> **Short exercise**: Set down, in full, every record in the block.

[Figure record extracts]
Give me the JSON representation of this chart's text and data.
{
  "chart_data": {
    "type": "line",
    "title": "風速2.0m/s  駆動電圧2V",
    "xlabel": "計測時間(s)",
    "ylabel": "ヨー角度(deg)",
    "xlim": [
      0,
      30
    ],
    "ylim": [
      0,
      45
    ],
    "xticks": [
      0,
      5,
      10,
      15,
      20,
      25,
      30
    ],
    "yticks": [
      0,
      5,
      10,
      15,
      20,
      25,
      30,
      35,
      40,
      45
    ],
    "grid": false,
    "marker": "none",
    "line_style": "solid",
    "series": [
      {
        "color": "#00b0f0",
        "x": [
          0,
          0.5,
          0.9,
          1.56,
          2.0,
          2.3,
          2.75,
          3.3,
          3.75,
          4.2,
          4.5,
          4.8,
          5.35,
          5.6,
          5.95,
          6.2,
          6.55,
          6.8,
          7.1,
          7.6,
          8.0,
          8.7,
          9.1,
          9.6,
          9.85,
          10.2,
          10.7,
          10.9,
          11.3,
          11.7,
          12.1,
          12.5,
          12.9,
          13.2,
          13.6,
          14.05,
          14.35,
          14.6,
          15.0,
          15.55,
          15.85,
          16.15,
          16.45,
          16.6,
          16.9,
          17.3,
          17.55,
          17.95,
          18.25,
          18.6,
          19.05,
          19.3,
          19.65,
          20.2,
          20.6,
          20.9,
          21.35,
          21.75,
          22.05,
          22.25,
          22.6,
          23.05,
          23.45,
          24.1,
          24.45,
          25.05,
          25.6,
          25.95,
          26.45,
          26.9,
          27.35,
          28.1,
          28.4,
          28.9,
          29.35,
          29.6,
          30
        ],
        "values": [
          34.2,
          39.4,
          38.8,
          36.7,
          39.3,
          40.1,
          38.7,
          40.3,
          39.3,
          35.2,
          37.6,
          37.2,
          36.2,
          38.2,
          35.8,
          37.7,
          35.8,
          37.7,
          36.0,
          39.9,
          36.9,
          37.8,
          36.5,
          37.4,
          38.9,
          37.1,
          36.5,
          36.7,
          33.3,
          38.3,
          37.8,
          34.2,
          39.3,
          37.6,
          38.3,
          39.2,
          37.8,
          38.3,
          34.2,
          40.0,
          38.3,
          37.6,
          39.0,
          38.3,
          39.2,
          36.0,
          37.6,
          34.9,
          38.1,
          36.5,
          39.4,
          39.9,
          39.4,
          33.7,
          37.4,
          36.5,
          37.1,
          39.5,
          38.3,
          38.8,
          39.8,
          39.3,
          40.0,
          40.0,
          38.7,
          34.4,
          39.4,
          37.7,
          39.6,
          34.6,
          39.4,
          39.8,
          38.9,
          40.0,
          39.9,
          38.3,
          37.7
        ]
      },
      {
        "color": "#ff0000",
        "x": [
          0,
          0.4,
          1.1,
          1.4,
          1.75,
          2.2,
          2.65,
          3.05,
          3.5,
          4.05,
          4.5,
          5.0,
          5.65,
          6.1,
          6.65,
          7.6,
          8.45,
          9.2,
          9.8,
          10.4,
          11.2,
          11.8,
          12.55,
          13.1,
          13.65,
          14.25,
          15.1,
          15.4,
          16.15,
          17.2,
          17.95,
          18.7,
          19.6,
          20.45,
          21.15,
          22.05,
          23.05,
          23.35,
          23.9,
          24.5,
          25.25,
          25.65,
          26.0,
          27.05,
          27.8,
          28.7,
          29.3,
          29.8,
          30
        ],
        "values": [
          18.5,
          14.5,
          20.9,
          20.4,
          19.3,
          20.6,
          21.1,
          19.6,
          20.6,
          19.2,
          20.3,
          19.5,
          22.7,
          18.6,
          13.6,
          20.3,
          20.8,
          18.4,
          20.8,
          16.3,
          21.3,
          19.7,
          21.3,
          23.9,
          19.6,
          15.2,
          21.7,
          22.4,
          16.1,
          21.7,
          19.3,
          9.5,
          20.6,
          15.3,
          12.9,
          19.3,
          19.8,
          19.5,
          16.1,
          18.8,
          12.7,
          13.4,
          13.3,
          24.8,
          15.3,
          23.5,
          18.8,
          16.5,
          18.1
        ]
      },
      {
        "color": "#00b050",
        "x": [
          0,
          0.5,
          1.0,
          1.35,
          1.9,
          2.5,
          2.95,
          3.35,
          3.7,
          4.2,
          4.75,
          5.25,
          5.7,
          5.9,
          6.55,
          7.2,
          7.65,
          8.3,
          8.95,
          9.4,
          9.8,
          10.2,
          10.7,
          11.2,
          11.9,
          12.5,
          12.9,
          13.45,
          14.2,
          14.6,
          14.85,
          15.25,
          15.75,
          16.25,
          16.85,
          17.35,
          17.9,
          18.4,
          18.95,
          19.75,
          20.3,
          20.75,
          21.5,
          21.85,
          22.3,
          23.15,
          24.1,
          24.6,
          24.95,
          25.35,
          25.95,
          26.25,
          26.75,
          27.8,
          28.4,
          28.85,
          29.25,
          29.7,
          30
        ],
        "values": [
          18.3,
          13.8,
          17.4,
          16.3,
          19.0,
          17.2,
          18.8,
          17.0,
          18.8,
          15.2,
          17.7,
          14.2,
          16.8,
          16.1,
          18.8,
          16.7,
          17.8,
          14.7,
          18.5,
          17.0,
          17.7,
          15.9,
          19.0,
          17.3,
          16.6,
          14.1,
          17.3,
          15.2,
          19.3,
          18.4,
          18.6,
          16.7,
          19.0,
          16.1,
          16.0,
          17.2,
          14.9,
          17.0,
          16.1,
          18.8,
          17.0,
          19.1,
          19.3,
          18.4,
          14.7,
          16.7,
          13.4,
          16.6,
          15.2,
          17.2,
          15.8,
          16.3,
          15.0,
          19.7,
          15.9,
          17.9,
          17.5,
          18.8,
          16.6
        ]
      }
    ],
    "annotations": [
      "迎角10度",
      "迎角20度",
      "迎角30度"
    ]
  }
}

> **Response to the task**:
Give me the JSON representation of this chart's text and data.
{
  "chart_data": {
    "type": "line",
    "title": "風速2.0m/s  駆動電圧2V",
    "xlabel": "計測時間(s)",
    "ylabel": "ヨー角度(deg)",
    "xlim": [
      0,
      30
    ],
    "ylim": [
      0,
      45
    ],
    "xticks": [
      0,
      5,
      10,
      15,
      20,
      25,
      30
    ],
    "yticks": [
      0,
      5,
      10,
      15,
      20,
      25,
      30,
      35,
      40,
      45
    ],
    "grid": false,
    "marker": "none",
    "line_style": "solid",
    "series": [
      {
        "color": "#00b0f0",
        "x": [
          0,
          0.5,
          0.9,
          1.56,
          2.0,
          2.3,
          2.75,
          3.3,
          3.75,
          4.2,
          4.5,
          4.8,
          5.35,
          5.6,
          5.95,
          6.2,
          6.55,
          6.8,
          7.1,
          7.6,
          8.0,
          8.7,
          9.1,
          9.6,
          9.85,
          10.2,
          10.7,
          10.9,
          11.3,
          11.7,
          12.1,
          12.5,
          12.9,
          13.2,
          13.6,
          14.05,
          14.35,
          14.6,
          15.0,
          15.55,
          15.85,
          16.15,
          16.45,
          16.6,
          16.9,
          17.3,
          17.55,
          17.95,
          18.25,
          18.6,
          19.05,
          19.3,
          19.65,
          20.2,
          20.6,
          20.9,
          21.35,
          21.75,
          22.05,
          22.25,
          22.6,
          23.05,
          23.45,
          24.1,
          24.45,
          25.05,
          25.6,
          25.95,
          26.45,
          26.9,
          27.35,
          28.1,
          28.4,
          28.9,
          29.35,
          29.6,
          30
        ],
        "values": [
          34.2,
          39.4,
          38.8,
          36.7,
          39.3,
          40.1,
          38.7,
          40.3,
          39.3,
          35.2,
          37.6,
          37.2,
          36.2,
          38.2,
          35.8,
          37.7,
          35.8,
          37.7,
          36.0,
          39.9,
          36.9,
          37.8,
          36.5,
          37.4,
          38.9,
          37.1,
          36.5,
          36.7,
          33.3,
          38.3,
          37.8,
          34.2,
          39.3,
          37.6,
          38.3,
          39.2,
          37.8,
          38.3,
          34.2,
          40.0,
          38.3,
          37.6,
          39.0,
          38.3,
          39.2,
          36.0,
          37.6,
          34.9,
          38.1,
          36.5,
          39.4,
          39.9,
          39.4,
          33.7,
          37.4,
          36.5,
          37.1,
          39.5,
          38.3,
          38.8,
          39.8,
          39.3,
          40.0,
          40.0,
          38.7,
          34.4,
          39.4,
          37.7,
          39.6,
          34.6,
          39.4,
          39.8,
          38.9,
          40.0,
          39.9,
          38.3,
          37.7
        ]
      },
      {
        "color": "#ff0000",
        "x": [
          0,
          0.4,
          1.1,
          1.4,
          1.75,
          2.2,
          2.65,
          3.05,
          3.5,
          4.05,
          4.5,
          5.0,
          5.65,
          6.1,
          6.65,
          7.6,
          8.45,
          9.2,
          9.8,
          10.4,
          11.2,
          11.8,
          12.55,
          13.1,
          13.65,
          14.25,
          15.1,
          15.4,
          16.15,
          17.2,
          17.95,
          18.7,
          19.6,
          20.45,
          21.15,
          22.05,
          23.05,
          23.35,
          23.9,
          24.5,
          25.25,
          25.65,
          26.0,
          27.05,
          27.8,
          28.7,
          29.3,
          29.8,
          30
        ],
        "values": [
          18.5,
          14.5,
          20.9,
          20.4,
          19.3,
          20.6,
          21.1,
          19.6,
          20.6,
          19.2,
          20.3,
          19.5,
          22.7,
          18.6,
          13.6,
          20.3,
          20.8,
          18.4,
          20.8,
          16.3,
          21.3,
          19.7,
          21.3,
          23.9,
          19.6,
          15.2,
          21.7,
          22.4,
          16.1,
          21.7,
          19.3,
          9.5,
          20.6,
          15.3,
          12.9,
          19.3,
          19.8,
          19.5,
          16.1,
          18.8,
          12.7,
          13.4,
          13.3,
          24.8,
          15.3,
          23.5,
          18.8,
          16.5,
          18.1
        ]
      },
      {
        "color": "#00b050",
        "x": [
          0,
          0.5,
          1.0,
          1.35,
          1.9,
          2.5,
          2.95,
          3.35,
          3.7,
          4.2,
          4.75,
          5.25,
          5.7,
          5.9,
          6.55,
          7.2,
          7.65,
          8.3,
          8.95,
          9.4,
          9.8,
          10.2,
          10.7,
          11.2,
          11.9,
          12.5,
          12.9,
          13.45,
          14.2,
          14.6,
          14.85,
          15.25,
          15.75,
          16.25,
          16.85,
          17.35,
          17.9,
          18.4,
          18.95,
          19.75,
          20.3,
          20.75,
          21.5,
          21.85,
          22.3,
          23.15,
          24.1,
          24.6,
          24.95,
          25.35,
          25.95,
          26.25,
          26.75,
          27.8,
          28.4,
          28.85,
          29.25,
          29.7,
          30
        ],
        "values": [
          18.3,
          13.8,
          17.4,
          16.3,
          19.0,
          17.2,
          18.8,
          17.0,
          18.8,
          15.2,
          17.7,
          14.2,
          16.8,
          16.1,
          18.8,
          16.7,
          17.8,
          14.7,
          18.5,
          17.0,
          17.7,
          15.9,
          19.0,
          17.3,
          16.6,
          14.1,
          17.3,
          15.2,
          19.3,
          18.4,
          18.6,
          16.7,
          19.0,
          16.1,
          16.0,
          17.2,
          14.9,
          17.0,
          16.1,
          18.8,
          17.0,
          19.1,
          19.3,
          18.4,
          14.7,
          16.7,
          13.4,
          16.6,
          15.2,
          17.2,
          15.8,
          16.3,
          15.0,
          19.7,
          15.9,
          17.9,
          17.5,
          18.8,
          16.6
        ]
      }
    ],
    "annotations": [
      "迎角10度",
      "迎角20度",
      "迎角30度"
    ]
  }
}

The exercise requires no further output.